** RECORDS SHOWN **
--- Start ---
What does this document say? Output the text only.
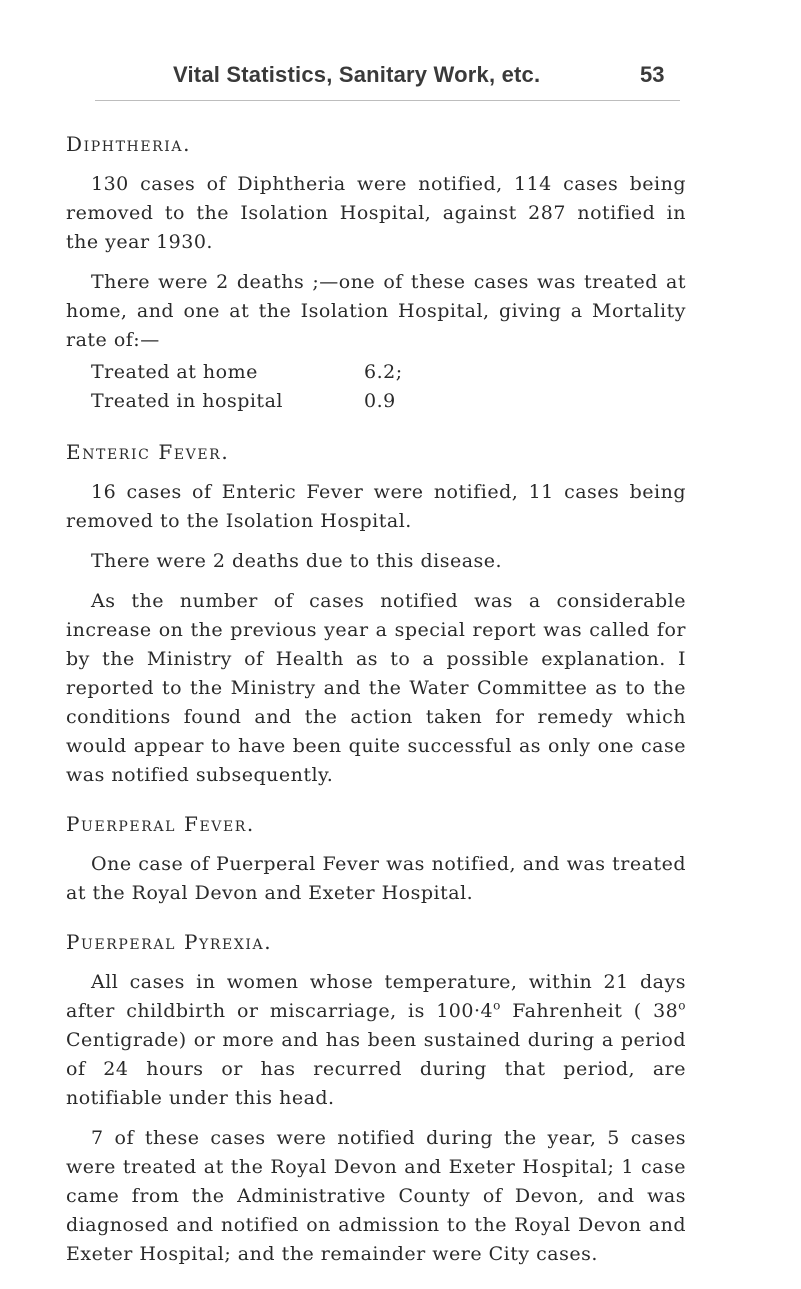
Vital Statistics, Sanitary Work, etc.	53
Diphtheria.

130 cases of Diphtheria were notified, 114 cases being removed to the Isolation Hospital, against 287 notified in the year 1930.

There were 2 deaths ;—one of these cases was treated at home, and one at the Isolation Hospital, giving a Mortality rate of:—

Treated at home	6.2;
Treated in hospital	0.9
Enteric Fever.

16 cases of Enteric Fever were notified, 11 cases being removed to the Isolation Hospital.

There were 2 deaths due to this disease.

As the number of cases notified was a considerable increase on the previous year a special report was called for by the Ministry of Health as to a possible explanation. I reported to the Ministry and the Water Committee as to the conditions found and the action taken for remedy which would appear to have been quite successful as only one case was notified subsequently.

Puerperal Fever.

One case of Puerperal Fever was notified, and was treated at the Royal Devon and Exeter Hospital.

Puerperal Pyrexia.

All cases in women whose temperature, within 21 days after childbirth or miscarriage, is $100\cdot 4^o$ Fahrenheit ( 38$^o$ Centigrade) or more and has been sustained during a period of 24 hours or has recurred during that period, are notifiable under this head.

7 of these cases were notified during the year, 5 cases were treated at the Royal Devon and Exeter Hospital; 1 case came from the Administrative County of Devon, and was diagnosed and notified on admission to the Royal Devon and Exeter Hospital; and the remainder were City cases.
--- End ---
--- Start ---
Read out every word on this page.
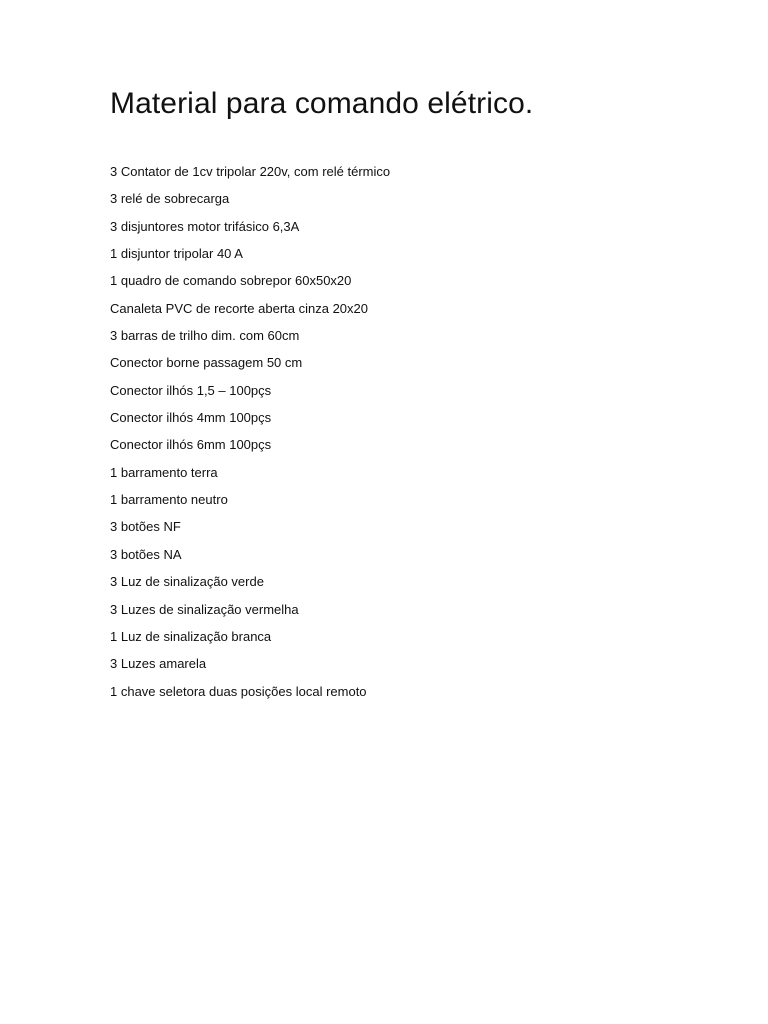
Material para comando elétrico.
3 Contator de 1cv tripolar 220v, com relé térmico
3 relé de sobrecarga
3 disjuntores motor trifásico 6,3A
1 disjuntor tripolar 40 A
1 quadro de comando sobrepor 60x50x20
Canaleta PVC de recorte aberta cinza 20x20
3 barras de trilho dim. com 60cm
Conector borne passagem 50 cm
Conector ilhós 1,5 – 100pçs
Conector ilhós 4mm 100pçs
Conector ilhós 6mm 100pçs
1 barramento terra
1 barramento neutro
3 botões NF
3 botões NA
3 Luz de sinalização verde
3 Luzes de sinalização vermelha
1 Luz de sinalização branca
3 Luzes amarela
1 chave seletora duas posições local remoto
--- End ---
--- Start ---
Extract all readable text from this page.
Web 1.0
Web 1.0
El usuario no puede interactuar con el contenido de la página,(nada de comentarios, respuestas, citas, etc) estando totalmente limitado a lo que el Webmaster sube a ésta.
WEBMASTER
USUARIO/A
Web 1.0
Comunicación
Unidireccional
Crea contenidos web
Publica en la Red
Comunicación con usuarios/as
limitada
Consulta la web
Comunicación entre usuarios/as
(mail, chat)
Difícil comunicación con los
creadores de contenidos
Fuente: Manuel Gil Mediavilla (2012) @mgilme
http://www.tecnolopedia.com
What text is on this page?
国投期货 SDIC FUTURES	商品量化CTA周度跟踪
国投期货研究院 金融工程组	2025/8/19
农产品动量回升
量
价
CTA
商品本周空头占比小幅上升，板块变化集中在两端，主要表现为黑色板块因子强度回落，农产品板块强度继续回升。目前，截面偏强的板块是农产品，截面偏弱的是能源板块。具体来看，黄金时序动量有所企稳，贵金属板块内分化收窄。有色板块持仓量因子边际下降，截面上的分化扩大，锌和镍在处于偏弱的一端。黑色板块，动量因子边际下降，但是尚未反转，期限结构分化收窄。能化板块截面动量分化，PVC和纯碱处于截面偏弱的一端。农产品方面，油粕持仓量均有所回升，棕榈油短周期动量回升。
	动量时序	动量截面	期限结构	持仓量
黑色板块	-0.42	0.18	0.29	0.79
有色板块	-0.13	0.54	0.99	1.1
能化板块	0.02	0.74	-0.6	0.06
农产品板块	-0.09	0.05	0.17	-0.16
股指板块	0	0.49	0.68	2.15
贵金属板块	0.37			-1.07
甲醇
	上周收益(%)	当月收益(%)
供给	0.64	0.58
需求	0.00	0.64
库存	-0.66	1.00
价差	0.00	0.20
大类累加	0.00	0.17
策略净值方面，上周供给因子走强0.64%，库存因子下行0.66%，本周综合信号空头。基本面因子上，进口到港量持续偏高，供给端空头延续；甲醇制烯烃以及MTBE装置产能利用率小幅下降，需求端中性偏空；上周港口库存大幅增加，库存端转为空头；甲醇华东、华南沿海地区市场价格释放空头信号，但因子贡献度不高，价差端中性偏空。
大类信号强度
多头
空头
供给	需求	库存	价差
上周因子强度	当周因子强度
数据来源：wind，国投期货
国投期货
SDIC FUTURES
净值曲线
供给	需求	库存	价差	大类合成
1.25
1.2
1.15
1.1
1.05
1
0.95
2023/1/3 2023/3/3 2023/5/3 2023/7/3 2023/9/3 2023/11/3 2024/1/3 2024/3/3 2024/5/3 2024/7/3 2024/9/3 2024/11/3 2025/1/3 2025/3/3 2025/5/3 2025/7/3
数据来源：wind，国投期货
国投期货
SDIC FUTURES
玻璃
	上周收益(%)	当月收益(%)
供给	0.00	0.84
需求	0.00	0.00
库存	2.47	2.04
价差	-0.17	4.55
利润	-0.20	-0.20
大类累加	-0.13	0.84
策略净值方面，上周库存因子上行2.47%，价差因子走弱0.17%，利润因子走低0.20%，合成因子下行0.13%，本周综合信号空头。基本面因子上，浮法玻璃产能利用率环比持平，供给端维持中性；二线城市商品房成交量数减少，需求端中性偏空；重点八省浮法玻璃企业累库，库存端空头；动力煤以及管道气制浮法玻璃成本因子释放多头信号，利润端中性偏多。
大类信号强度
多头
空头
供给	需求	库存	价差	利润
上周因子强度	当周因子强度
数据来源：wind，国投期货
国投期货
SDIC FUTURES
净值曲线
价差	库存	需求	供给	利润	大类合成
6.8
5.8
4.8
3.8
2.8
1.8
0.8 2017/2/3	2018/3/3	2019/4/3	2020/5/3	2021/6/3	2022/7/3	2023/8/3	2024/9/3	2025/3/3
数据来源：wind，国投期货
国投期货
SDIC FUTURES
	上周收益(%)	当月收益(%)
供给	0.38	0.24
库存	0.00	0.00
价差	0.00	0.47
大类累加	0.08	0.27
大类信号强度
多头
--- End ---
** DIRECTIONS FOR THIS TASK **
Copy each line above containing the string "Luzes".

** EXPECTED ANSWER **
3 Luzes de sinalização vermelha
3 Luzes amarela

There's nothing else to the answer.